Instructions for the task: Find every line in the records below that holds the word "scheme", and copy each one.

Given data:
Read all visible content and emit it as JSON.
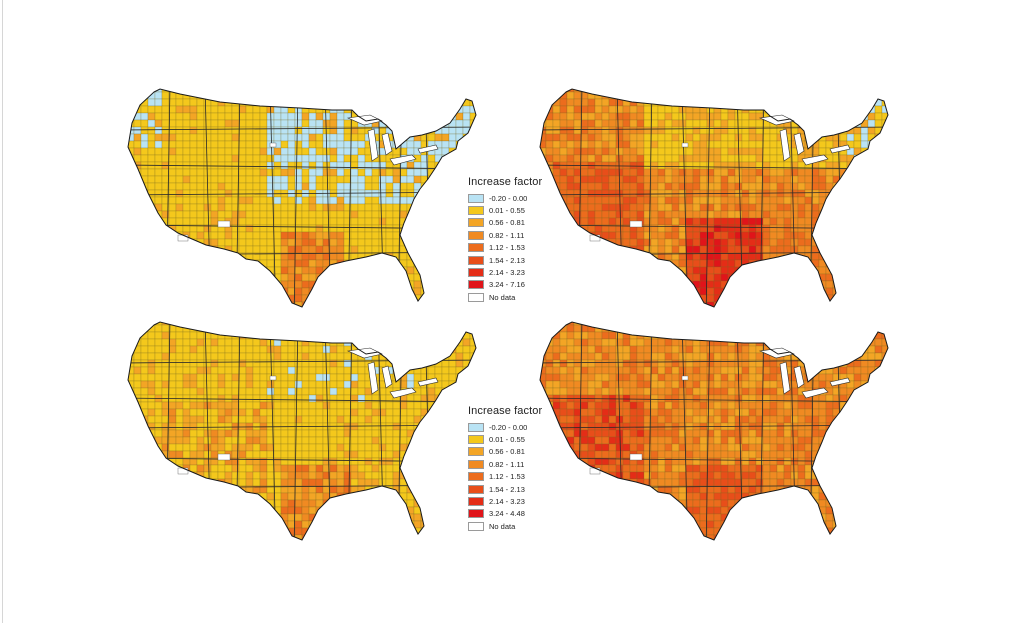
{
  "figure": {
    "maps": [
      {
        "id": "map-top-left",
        "scheme": "lowTL"
      },
      {
        "id": "map-top-right",
        "scheme": "highTR"
      },
      {
        "id": "map-bottom-left",
        "scheme": "lowBL"
      },
      {
        "id": "map-bottom-right",
        "scheme": "highBR"
      }
    ],
    "legends": [
      {
        "title": "Increase factor",
        "items": [
          {
            "label": "-0.20 - 0.00",
            "color": "#b9e3f4"
          },
          {
            "label": "0.01 - 0.55",
            "color": "#f4c81c"
          },
          {
            "label": "0.56 - 0.81",
            "color": "#f3a525"
          },
          {
            "label": "0.82 - 1.11",
            "color": "#f08a22"
          },
          {
            "label": "1.12 - 1.53",
            "color": "#ec6c1d"
          },
          {
            "label": "1.54 - 2.13",
            "color": "#e84e1a"
          },
          {
            "label": "2.14 - 3.23",
            "color": "#e42d17"
          },
          {
            "label": "3.24 - 7.16",
            "color": "#e0141a"
          },
          {
            "label": "No data",
            "color": "#ffffff"
          }
        ]
      },
      {
        "title": "Increase factor",
        "items": [
          {
            "label": "-0.20 - 0.00",
            "color": "#b9e3f4"
          },
          {
            "label": "0.01 - 0.55",
            "color": "#f4c81c"
          },
          {
            "label": "0.56 - 0.81",
            "color": "#f3a525"
          },
          {
            "label": "0.82 - 1.11",
            "color": "#f08a22"
          },
          {
            "label": "1.12 - 1.53",
            "color": "#ec6c1d"
          },
          {
            "label": "1.54 - 2.13",
            "color": "#e84e1a"
          },
          {
            "label": "2.14 - 3.23",
            "color": "#e42d17"
          },
          {
            "label": "3.24 - 4.48",
            "color": "#e0141a"
          },
          {
            "label": "No data",
            "color": "#ffffff"
          }
        ]
      }
    ]
  }
}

Response below:
        "scheme": "lowTL"
        "scheme": "highTR"
        "scheme": "lowBL"
        "scheme": "highBR"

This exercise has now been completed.